[Records from a dataset]

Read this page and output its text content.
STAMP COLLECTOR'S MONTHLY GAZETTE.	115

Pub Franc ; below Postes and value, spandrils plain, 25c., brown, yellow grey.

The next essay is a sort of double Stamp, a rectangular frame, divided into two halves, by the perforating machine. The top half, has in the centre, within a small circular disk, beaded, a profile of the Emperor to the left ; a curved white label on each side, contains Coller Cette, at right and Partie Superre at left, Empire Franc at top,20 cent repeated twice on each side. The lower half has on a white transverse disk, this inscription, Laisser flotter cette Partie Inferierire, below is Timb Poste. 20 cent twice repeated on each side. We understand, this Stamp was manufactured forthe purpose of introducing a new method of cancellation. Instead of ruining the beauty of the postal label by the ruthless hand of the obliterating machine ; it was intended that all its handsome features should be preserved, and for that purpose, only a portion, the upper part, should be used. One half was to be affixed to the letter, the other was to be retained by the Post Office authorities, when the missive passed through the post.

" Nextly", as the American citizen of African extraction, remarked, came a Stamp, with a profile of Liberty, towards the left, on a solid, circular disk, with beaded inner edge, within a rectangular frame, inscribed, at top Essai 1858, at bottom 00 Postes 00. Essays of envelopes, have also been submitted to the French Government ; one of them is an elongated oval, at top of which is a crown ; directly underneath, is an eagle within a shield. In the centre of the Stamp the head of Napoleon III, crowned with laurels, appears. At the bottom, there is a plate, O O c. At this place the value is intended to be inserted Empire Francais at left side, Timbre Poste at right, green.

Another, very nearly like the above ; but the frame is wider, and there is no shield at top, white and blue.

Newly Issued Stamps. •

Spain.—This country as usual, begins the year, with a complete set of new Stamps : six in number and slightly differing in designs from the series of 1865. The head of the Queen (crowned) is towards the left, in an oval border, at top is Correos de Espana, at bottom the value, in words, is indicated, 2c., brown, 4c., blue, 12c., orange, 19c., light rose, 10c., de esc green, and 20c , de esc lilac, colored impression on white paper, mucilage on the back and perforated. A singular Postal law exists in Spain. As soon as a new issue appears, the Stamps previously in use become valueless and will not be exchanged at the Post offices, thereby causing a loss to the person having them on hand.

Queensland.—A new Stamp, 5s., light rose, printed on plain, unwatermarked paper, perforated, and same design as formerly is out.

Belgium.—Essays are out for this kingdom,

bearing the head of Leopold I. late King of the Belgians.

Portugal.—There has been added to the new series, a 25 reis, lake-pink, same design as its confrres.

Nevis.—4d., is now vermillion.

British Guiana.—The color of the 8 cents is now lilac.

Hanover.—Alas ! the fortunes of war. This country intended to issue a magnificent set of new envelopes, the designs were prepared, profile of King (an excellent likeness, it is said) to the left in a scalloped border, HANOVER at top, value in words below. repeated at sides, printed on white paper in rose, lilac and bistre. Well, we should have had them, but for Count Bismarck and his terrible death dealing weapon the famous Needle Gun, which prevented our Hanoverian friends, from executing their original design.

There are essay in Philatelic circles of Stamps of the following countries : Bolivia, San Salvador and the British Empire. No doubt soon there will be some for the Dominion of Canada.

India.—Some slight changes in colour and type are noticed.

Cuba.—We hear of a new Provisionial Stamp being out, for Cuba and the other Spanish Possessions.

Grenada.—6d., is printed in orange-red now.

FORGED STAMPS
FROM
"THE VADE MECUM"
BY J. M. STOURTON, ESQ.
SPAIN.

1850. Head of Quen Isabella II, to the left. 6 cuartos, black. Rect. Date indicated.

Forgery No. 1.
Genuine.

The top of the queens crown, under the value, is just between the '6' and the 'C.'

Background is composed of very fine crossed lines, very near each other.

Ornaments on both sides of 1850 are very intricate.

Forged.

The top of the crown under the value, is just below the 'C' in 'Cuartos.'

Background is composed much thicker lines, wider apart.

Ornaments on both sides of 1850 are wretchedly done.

- **WHAT YOU WILL DO**
Every entry in the listing must be retyped exactly.

- **RESULT BELOW**
Read this page and output its text content.
STAMP COLLECTOR'S MONTHLY GAZETTE.	115

Pub Franc ; below Postes and value, spandrils plain, 25c., brown, yellow grey.

The next essay is a sort of double Stamp, a rectangular frame, divided into two halves, by the perforating machine. The top half, has in the centre, within a small circular disk, beaded, a profile of the Emperor to the left ; a curved white label on each side, contains Coller Cette, at right and Partie Superre at left, Empire Franc at top,20 cent repeated twice on each side. The lower half has on a white transverse disk, this inscription, Laisser flotter cette Partie Inferierire, below is Timb Poste. 20 cent twice repeated on each side. We understand, this Stamp was manufactured forthe purpose of introducing a new method of cancellation. Instead of ruining the beauty of the postal label by the ruthless hand of the obliterating machine ; it was intended that all its handsome features should be preserved, and for that purpose, only a portion, the upper part, should be used. One half was to be affixed to the letter, the other was to be retained by the Post Office authorities, when the missive passed through the post.

" Nextly", as the American citizen of African extraction, remarked, came a Stamp, with a profile of Liberty, towards the left, on a solid, circular disk, with beaded inner edge, within a rectangular frame, inscribed, at top Essai 1858, at bottom 00 Postes 00. Essays of envelopes, have also been submitted to the French Government ; one of them is an elongated oval, at top of which is a crown ; directly underneath, is an eagle within a shield. In the centre of the Stamp the head of Napoleon III, crowned with laurels, appears. At the bottom, there is a plate, O O c. At this place the value is intended to be inserted Empire Francais at left side, Timbre Poste at right, green.

Another, very nearly like the above ; but the frame is wider, and there is no shield at top, white and blue.

Newly Issued Stamps. •

Spain.—This country as usual, begins the year, with a complete set of new Stamps : six in number and slightly differing in designs from the series of 1865. The head of the Queen (crowned) is towards the left, in an oval border, at top is Correos de Espana, at bottom the value, in words, is indicated, 2c., brown, 4c., blue, 12c., orange, 19c., light rose, 10c., de esc green, and 20c , de esc lilac, colored impression on white paper, mucilage on the back and perforated. A singular Postal law exists in Spain. As soon as a new issue appears, the Stamps previously in use become valueless and will not be exchanged at the Post offices, thereby causing a loss to the person having them on hand.

Queensland.—A new Stamp, 5s., light rose, printed on plain, unwatermarked paper, perforated, and same design as formerly is out.

Belgium.—Essays are out for this kingdom,

bearing the head of Leopold I. late King of the Belgians.

Portugal.—There has been added to the new series, a 25 reis, lake-pink, same design as its confrres.

Nevis.—4d., is now vermillion.

British Guiana.—The color of the 8 cents is now lilac.

Hanover.—Alas ! the fortunes of war. This country intended to issue a magnificent set of new envelopes, the designs were prepared, profile of King (an excellent likeness, it is said) to the left in a scalloped border, HANOVER at top, value in words below. repeated at sides, printed on white paper in rose, lilac and bistre. Well, we should have had them, but for Count Bismarck and his terrible death dealing weapon the famous Needle Gun, which prevented our Hanoverian friends, from executing their original design.

There are essay in Philatelic circles of Stamps of the following countries : Bolivia, San Salvador and the British Empire. No doubt soon there will be some for the Dominion of Canada.

India.—Some slight changes in colour and type are noticed.

Cuba.—We hear of a new Provisionial Stamp being out, for Cuba and the other Spanish Possessions.

Grenada.—6d., is printed in orange-red now.

FORGED STAMPS
FROM
"THE VADE MECUM"
BY J. M. STOURTON, ESQ.
SPAIN.

1850. Head of Quen Isabella II, to the left. 6 cuartos, black. Rect. Date indicated.

Forgery No. 1.
Genuine.

The top of the queens crown, under the value, is just between the '6' and the 'C.'

Background is composed of very fine crossed lines, very near each other.

Ornaments on both sides of 1850 are very intricate.

Forged.

The top of the crown under the value, is just below the 'C' in 'Cuartos.'

Background is composed much thicker lines, wider apart.

Ornaments on both sides of 1850 are wretchedly done.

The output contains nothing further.